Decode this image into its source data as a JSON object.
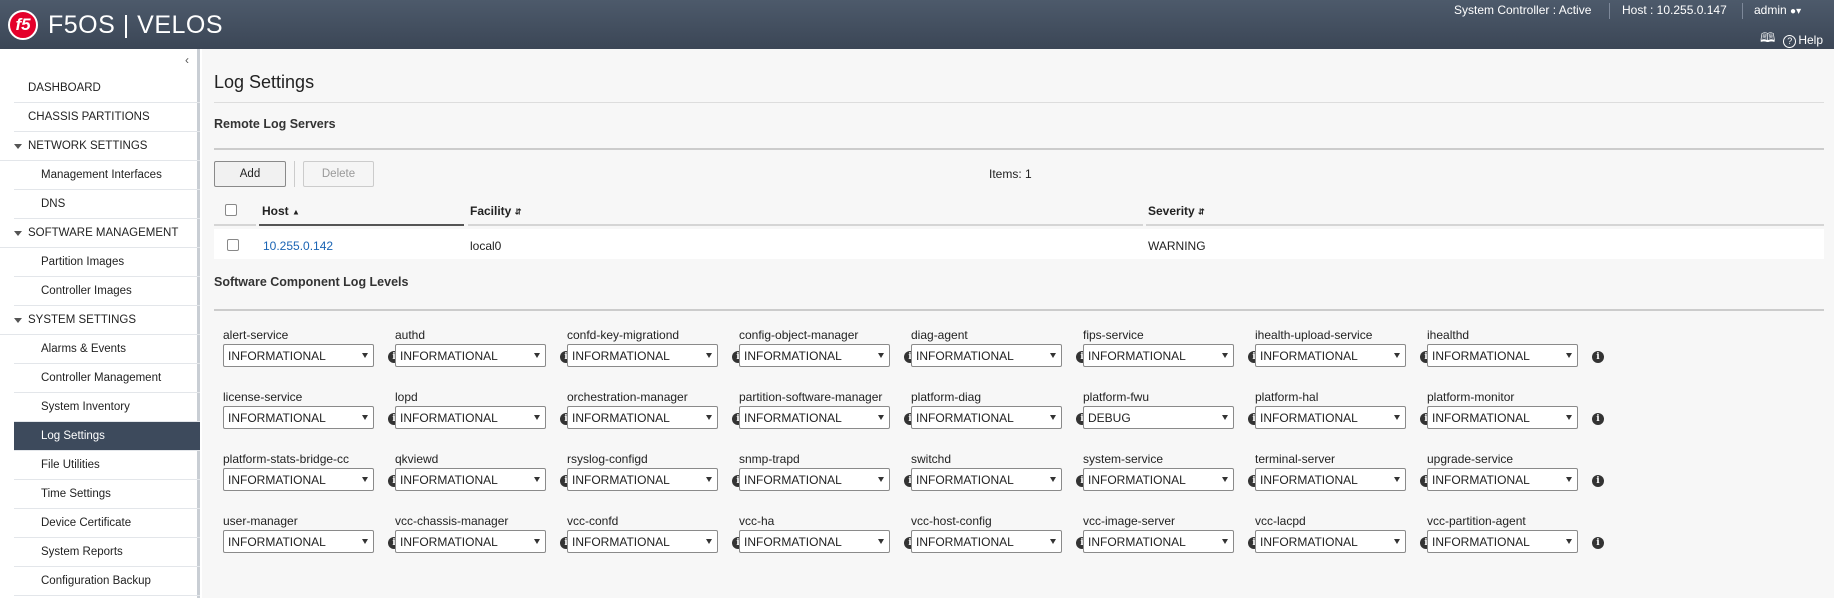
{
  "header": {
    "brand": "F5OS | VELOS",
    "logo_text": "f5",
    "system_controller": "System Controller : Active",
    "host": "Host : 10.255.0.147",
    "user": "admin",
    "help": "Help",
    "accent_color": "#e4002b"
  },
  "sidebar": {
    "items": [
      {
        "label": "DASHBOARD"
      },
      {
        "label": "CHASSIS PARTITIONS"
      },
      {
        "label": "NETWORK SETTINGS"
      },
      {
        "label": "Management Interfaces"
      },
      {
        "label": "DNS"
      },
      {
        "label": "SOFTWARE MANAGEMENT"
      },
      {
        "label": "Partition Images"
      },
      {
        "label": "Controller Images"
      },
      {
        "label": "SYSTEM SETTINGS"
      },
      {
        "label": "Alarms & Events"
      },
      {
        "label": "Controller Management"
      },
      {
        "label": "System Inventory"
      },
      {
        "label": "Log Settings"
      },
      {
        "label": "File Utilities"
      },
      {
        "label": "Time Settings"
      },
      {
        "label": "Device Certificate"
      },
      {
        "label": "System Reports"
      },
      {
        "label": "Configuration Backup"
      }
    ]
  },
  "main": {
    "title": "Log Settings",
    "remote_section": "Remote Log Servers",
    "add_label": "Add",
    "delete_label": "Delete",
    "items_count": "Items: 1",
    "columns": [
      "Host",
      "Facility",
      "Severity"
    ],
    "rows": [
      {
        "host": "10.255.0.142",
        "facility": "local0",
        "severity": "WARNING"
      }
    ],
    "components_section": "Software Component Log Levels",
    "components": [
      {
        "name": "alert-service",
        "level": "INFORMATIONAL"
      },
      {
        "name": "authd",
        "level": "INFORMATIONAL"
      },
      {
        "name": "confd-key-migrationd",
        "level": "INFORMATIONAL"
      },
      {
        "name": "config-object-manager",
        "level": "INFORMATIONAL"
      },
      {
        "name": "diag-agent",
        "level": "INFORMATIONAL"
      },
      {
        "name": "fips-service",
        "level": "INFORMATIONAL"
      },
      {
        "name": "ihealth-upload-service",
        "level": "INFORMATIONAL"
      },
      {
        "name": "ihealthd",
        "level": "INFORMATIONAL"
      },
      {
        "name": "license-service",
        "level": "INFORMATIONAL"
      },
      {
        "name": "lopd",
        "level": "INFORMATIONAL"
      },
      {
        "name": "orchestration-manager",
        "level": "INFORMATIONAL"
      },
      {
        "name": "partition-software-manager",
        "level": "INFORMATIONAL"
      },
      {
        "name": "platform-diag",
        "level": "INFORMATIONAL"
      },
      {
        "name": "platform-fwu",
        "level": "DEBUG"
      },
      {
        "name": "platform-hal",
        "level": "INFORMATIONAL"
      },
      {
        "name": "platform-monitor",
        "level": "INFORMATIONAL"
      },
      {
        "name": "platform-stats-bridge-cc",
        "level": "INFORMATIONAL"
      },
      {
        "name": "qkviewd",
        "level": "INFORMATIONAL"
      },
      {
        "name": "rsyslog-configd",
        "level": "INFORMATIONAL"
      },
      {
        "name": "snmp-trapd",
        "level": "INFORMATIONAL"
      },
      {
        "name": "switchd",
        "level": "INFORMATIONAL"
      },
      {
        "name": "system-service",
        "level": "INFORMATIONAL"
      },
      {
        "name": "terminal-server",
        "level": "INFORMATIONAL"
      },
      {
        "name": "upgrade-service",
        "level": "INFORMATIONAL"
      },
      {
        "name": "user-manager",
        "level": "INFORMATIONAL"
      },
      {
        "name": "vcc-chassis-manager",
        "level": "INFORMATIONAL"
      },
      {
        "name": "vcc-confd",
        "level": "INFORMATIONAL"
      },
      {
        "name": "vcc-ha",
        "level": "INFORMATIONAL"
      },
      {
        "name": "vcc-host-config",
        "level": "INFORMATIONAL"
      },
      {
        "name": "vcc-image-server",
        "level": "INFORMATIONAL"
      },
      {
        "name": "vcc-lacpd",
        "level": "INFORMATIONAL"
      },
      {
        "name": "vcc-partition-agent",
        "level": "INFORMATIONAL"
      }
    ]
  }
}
▬▬▬▬▬▬▬▬▬▬
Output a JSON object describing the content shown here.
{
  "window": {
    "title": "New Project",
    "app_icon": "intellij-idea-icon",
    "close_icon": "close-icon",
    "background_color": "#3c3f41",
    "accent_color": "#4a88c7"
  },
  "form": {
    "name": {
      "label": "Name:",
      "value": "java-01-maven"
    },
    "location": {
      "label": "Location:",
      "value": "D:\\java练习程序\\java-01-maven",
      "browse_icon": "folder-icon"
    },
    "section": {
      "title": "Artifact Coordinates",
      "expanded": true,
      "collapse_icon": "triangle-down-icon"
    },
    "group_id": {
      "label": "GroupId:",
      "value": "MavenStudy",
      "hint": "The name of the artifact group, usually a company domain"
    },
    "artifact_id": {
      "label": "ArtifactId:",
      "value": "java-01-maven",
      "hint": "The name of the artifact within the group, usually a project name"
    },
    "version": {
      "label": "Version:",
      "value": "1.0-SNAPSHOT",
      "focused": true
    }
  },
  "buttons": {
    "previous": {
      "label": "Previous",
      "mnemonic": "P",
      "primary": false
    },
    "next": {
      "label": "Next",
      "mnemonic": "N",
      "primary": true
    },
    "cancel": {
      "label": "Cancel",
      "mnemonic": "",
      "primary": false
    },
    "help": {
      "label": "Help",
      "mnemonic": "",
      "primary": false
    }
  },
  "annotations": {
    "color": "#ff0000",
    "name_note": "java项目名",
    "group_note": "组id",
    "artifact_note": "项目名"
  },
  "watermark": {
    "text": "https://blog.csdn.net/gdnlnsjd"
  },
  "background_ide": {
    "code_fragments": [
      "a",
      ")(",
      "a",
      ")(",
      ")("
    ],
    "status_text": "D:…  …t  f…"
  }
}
▬▬▬▬▬▬▬▬▬▬
• [What to produce] Copy every line that contains the string "agent".

• [Full response]
        "name": "diag-agent",
        "name": "vcc-partition-agent",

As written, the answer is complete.